- [WORK TO BE COMPLETED]: Below is the data. Give it again, complete and exact.

- [DATASET EXTRACT]:
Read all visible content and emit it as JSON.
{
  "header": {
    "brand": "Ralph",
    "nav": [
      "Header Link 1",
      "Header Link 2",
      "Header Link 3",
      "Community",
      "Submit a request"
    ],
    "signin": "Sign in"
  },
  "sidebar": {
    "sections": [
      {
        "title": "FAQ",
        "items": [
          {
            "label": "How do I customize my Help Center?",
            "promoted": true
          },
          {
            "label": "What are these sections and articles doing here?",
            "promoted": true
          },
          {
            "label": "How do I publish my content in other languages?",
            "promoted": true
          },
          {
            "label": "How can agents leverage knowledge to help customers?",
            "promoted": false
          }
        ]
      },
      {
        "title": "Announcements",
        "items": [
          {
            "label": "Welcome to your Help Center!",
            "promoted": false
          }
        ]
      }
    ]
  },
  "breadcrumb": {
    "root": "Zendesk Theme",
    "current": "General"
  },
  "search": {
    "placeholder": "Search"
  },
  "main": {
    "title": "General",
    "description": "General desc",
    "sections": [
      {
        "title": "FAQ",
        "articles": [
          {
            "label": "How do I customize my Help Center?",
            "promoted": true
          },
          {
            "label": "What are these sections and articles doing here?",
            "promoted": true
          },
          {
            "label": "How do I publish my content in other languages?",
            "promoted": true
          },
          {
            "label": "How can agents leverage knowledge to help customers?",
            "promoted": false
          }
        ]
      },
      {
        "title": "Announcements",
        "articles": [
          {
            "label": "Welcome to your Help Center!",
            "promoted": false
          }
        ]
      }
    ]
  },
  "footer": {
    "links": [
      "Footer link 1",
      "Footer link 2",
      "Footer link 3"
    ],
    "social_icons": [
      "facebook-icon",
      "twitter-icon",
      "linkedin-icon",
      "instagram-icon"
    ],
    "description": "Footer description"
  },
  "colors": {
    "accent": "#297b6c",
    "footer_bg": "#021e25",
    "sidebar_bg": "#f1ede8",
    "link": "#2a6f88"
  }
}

- [SOLUTION BELOW]:
Read all visible content and emit it as JSON.
{
  "header": {
    "brand": "Ralph",
    "nav": [
      "Header Link 1",
      "Header Link 2",
      "Header Link 3",
      "Community",
      "Submit a request"
    ],
    "signin": "Sign in"
  },
  "sidebar": {
    "sections": [
      {
        "title": "FAQ",
        "items": [
          {
            "label": "How do I customize my Help Center?",
            "promoted": true
          },
          {
            "label": "What are these sections and articles doing here?",
            "promoted": true
          },
          {
            "label": "How do I publish my content in other languages?",
            "promoted": true
          },
          {
            "label": "How can agents leverage knowledge to help customers?",
            "promoted": false
          }
        ]
      },
      {
        "title": "Announcements",
        "items": [
          {
            "label": "Welcome to your Help Center!",
            "promoted": false
          }
        ]
      }
    ]
  },
  "breadcrumb": {
    "root": "Zendesk Theme",
    "current": "General"
  },
  "search": {
    "placeholder": "Search"
  },
  "main": {
    "title": "General",
    "description": "General desc",
    "sections": [
      {
        "title": "FAQ",
        "articles": [
          {
            "label": "How do I customize my Help Center?",
            "promoted": true
          },
          {
            "label": "What are these sections and articles doing here?",
            "promoted": true
          },
          {
            "label": "How do I publish my content in other languages?",
            "promoted": true
          },
          {
            "label": "How can agents leverage knowledge to help customers?",
            "promoted": false
          }
        ]
      },
      {
        "title": "Announcements",
        "articles": [
          {
            "label": "Welcome to your Help Center!",
            "promoted": false
          }
        ]
      }
    ]
  },
  "footer": {
    "links": [
      "Footer link 1",
      "Footer link 2",
      "Footer link 3"
    ],
    "social_icons": [
      "facebook-icon",
      "twitter-icon",
      "linkedin-icon",
      "instagram-icon"
    ],
    "description": "Footer description"
  },
  "colors": {
    "accent": "#297b6c",
    "footer_bg": "#021e25",
    "sidebar_bg": "#f1ede8",
    "link": "#2a6f88"
  }
}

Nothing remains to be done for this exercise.